The task
Print the entries in full, word for word, but not the pictures.

Records provided
-=-=-=-=-
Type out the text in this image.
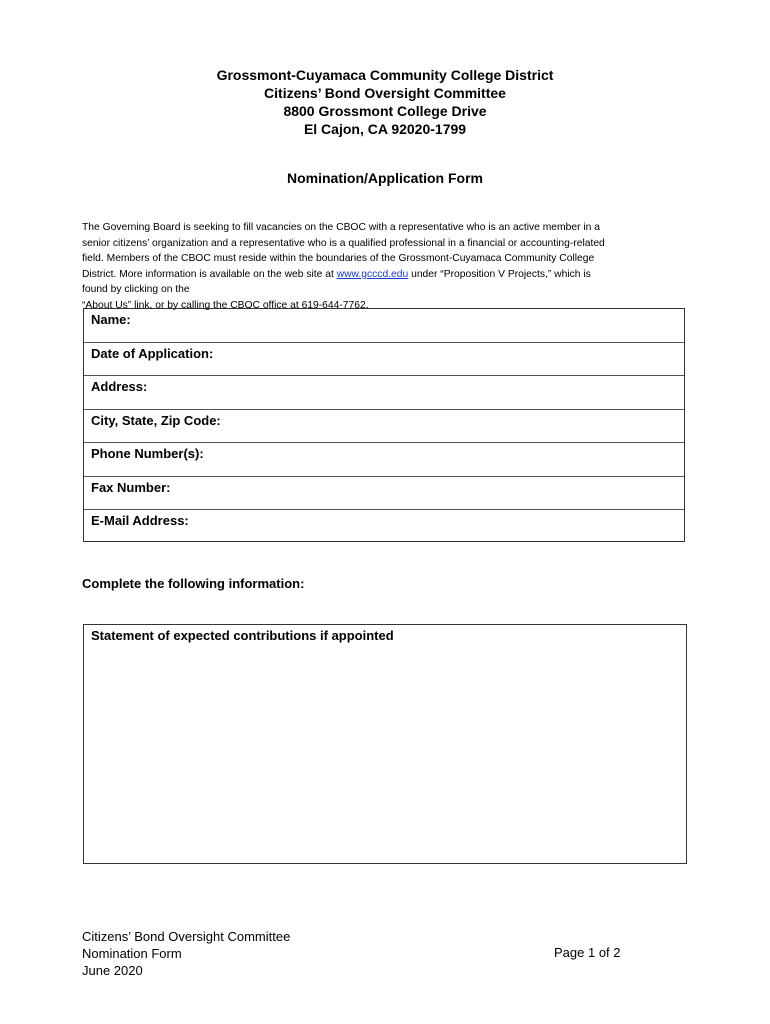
Grossmont-Cuyamaca Community College District
Citizens’ Bond Oversight Committee
8800 Grossmont College Drive
El Cajon, CA 92020-1799
Nomination/Application Form
The Governing Board is seeking to fill vacancies on the CBOC with a representative who is an active member in a
senior citizens’ organization and a representative who is a qualified professional in a financial or accounting-related
field. Members of the CBOC must reside within the boundaries of the Grossmont-Cuyamaca Community College
District. More information is available on the web site at www.gcccd.edu under “Proposition V Projects,” which is
found by clicking on the
“About Us” link, or by calling the CBOC office at 619-644-7762.
Name:
Date of Application:
Address:
City, State, Zip Code:
Phone Number(s):
Fax Number:
E-Mail Address:
Complete the following information:
Statement of expected contributions if appointed
Citizens’ Bond Oversight Committee
Nomination Form
June 2020
Page 1 of 2
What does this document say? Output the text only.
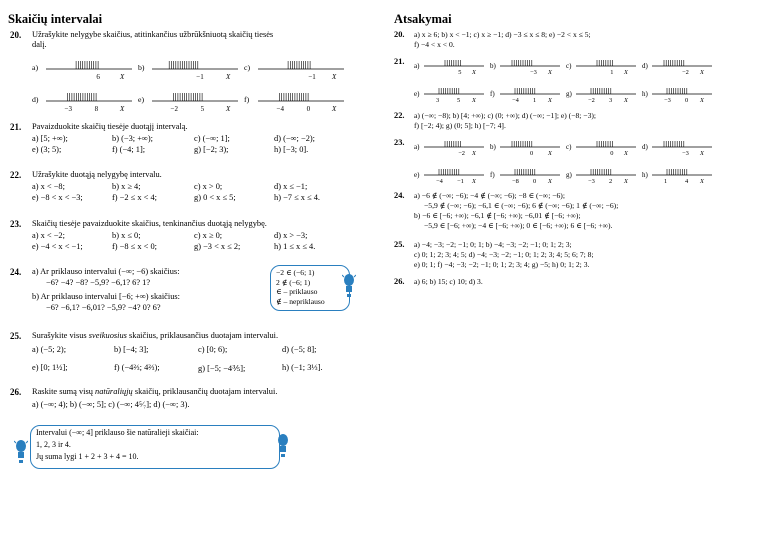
Skaičių intervalai
20. Užrašykite nelygybe skaičius, atitinkančius užbrūkšniuotą skaičių tiesės
dalį.
a)
6	X
b)
−1	X
c)
−1 X
d)
−3	8	X
e)
−2	5	X
f)
−4	0	X
21. Pavaizduokite skaičių tiesėje duotąjį intervalą.
a) [5; +∞);	b) (−3; +∞);	c) (−∞; 1];	d) (−∞; −2);
e) (3; 5);	f) (−4; 1];	g) [−2; 3);	h) [−3; 0].
22. Užrašykite duotąją nelygybę intervalu.
a) x < −8;	b) x ≥ 4;	c) x > 0;	d) x ≤ −1;
e) −8 < x < −3;	f) −2 ≤ x < 4;	g) 0 < x ≤ 5;	h) −7 ≤ x ≤ 4.
23. Skaičių tiesėje pavaizduokite skaičius, tenkinančius duotąją nelygybę.
a) x < −2;	b) x ≤ 0;	c) x ≥ 0;	d) x > −3;
e) −4 < x < −1;	f) −8 ≤ x < 0;	g) −3 < x ≤ 2;	h) 1 ≤ x ≤ 4.
24. a) Ar priklauso intervalui (−∞; −6) skaičius:
−6? −4? −8? −5,9? −6,1? 6? 1?
b) Ar priklauso intervalui [−6; +∞) skaičius:
−6? −6,1? −6,01? −5,9? −4? 0? 6?
−2 ∈ (−6; 1)
2 ∉ (−6; 1)
∈ – priklauso
∉ – nepriklauso
25. Surašykite visus sveikuosius skaičius, priklausančius duotajam intervalui.
a) (−5; 2);	b) [−4; 3];	c) [0; 6);	d) (−5; 8];
e) [0; 1½];	f) (−4⅔; 4⅔);	g) [−5; −4⅗];	h) (−1; 3⅓].
26. Raskite sumą visų natūraliųjų skaičių, priklausančių duotajam intervalui.
a) (−∞; 4); b) (−∞; 5]; c) (−∞; 4⁵⁄₇]; d) (−∞; 3).
Intervalui (−∞; 4] priklauso šie natūralieji skaičiai:
1, 2, 3 ir 4.
Jų suma lygi 1 + 2 + 3 + 4 = 10.
Atsakymai
20. a) x ≥ 6; b) x < −1; c) x ≥ −1; d) −3 ≤ x ≤ 8; e) −2 < x ≤ 5;
f) −4 < x < 0.
21. a)
5 X
b)
−3 X
c)
1 X
d)
−2 X
e)
3	5 X
f)
−4 1 X
g)
−2 3 X
h)
−3 0 X
22. a) (−∞; −8); b) [4; +∞); c) (0; +∞); d) (−∞; −1]; e) (−8; −3);
f) [−2; 4); g) (0; 5]; h) [−7; 4].
23. a)
−2 X
b)
0 X
c)
0 X
d)
−3 X
e)
−4 −1 X
f)
−8 0 X
g)
−3 2 X
h)
1	4 X
24. a) −6 ∉ (−∞; −6); −4 ∉ (−∞; −6); −8 ∈ (−∞; −6);
−5,9 ∉ (−∞; −6); −6,1 ∈ (−∞; −6); 6 ∉ (−∞; −6); 1 ∉ (−∞; −6);
b) −6 ∈ [−6; +∞); −6,1 ∉ [−6; +∞); −6,01 ∉ [−6; +∞);
−5,9 ∈ [−6; +∞); −4 ∈ [−6; +∞); 0 ∈ [−6; +∞); 6 ∈ [−6; +∞).
25. a) −4; −3; −2; −1; 0; 1; b) −4; −3; −2; −1; 0; 1; 2; 3;
c) 0; 1; 2; 3; 4; 5; d) −4; −3; −2; −1; 0; 1; 2; 3; 4; 5; 6; 7; 8;
e) 0; 1; f) −4; −3; −2; −1; 0; 1; 2; 3; 4; g) −5; h) 0; 1; 2; 3.
26. a) 6; b) 15; c) 10; d) 3.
-=-=-=-=-
Solution
Type out the text in this image.
Grossmont-Cuyamaca Community College District
Citizens’ Bond Oversight Committee
8800 Grossmont College Drive
El Cajon, CA 92020-1799
Nomination/Application Form
The Governing Board is seeking to fill vacancies on the CBOC with a representative who is an active member in a
senior citizens’ organization and a representative who is a qualified professional in a financial or accounting-related
field. Members of the CBOC must reside within the boundaries of the Grossmont-Cuyamaca Community College
District. More information is available on the web site at www.gcccd.edu under “Proposition V Projects,” which is
found by clicking on the
“About Us” link, or by calling the CBOC office at 619-644-7762.
Name:
Date of Application:
Address:
City, State, Zip Code:
Phone Number(s):
Fax Number:
E-Mail Address:
Complete the following information:
Statement of expected contributions if appointed
Citizens’ Bond Oversight Committee
Nomination Form
June 2020
Page 1 of 2
What does this document say? Output the text only.
Skaičių intervalai
20. Užrašykite nelygybe skaičius, atitinkančius užbrūkšniuotą skaičių tiesės
dalį.
a)
6	X
b)
−1	X
c)
−1 X
d)
−3	8	X
e)
−2	5	X
f)
−4	0	X
21. Pavaizduokite skaičių tiesėje duotąjį intervalą.
a) [5; +∞);	b) (−3; +∞);	c) (−∞; 1];	d) (−∞; −2);
e) (3; 5);	f) (−4; 1];	g) [−2; 3);	h) [−3; 0].
22. Užrašykite duotąją nelygybę intervalu.
a) x < −8;	b) x ≥ 4;	c) x > 0;	d) x ≤ −1;
e) −8 < x < −3;	f) −2 ≤ x < 4;	g) 0 < x ≤ 5;	h) −7 ≤ x ≤ 4.
23. Skaičių tiesėje pavaizduokite skaičius, tenkinančius duotąją nelygybę.
a) x < −2;	b) x ≤ 0;	c) x ≥ 0;	d) x > −3;
e) −4 < x < −1;	f) −8 ≤ x < 0;	g) −3 < x ≤ 2;	h) 1 ≤ x ≤ 4.
24. a) Ar priklauso intervalui (−∞; −6) skaičius:
−6? −4? −8? −5,9? −6,1? 6? 1?
b) Ar priklauso intervalui [−6; +∞) skaičius:
−6? −6,1? −6,01? −5,9? −4? 0? 6?
−2 ∈ (−6; 1)
2 ∉ (−6; 1)
∈ – priklauso
∉ – nepriklauso
25. Surašykite visus sveikuosius skaičius, priklausančius duotajam intervalui.
a) (−5; 2);	b) [−4; 3];	c) [0; 6);	d) (−5; 8];
e) [0; 1½];	f) (−4⅔; 4⅔);	g) [−5; −4⅗];	h) (−1; 3⅓].
26. Raskite sumą visų natūraliųjų skaičių, priklausančių duotajam intervalui.
a) (−∞; 4); b) (−∞; 5]; c) (−∞; 4⁵⁄₇]; d) (−∞; 3).
Intervalui (−∞; 4] priklauso šie natūralieji skaičiai:
1, 2, 3 ir 4.
Jų suma lygi 1 + 2 + 3 + 4 = 10.
Atsakymai
20. a) x ≥ 6; b) x < −1; c) x ≥ −1; d) −3 ≤ x ≤ 8; e) −2 < x ≤ 5;
f) −4 < x < 0.
21. a)
5 X
b)
−3 X
c)
1 X
d)
−2 X
e)
3	5 X
f)
−4 1 X
g)
−2 3 X
h)
−3 0 X
22. a) (−∞; −8); b) [4; +∞); c) (0; +∞); d) (−∞; −1]; e) (−8; −3);
f) [−2; 4); g) (0; 5]; h) [−7; 4].
23. a)
−2 X
b)
0 X
c)
0 X
d)
−3 X
e)
−4 −1 X
f)
−8 0 X
g)
−3 2 X
h)
1	4 X
24. a) −6 ∉ (−∞; −6); −4 ∉ (−∞; −6); −8 ∈ (−∞; −6);
−5,9 ∉ (−∞; −6); −6,1 ∈ (−∞; −6); 6 ∉ (−∞; −6); 1 ∉ (−∞; −6);
b) −6 ∈ [−6; +∞); −6,1 ∉ [−6; +∞); −6,01 ∉ [−6; +∞);
−5,9 ∈ [−6; +∞); −4 ∈ [−6; +∞); 0 ∈ [−6; +∞); 6 ∈ [−6; +∞).
25. a) −4; −3; −2; −1; 0; 1; b) −4; −3; −2; −1; 0; 1; 2; 3;
c) 0; 1; 2; 3; 4; 5; d) −4; −3; −2; −1; 0; 1; 2; 3; 4; 5; 6; 7; 8;
e) 0; 1; f) −4; −3; −2; −1; 0; 1; 2; 3; 4; g) −5; h) 0; 1; 2; 3.
26. a) 6; b) 15; c) 10; d) 3.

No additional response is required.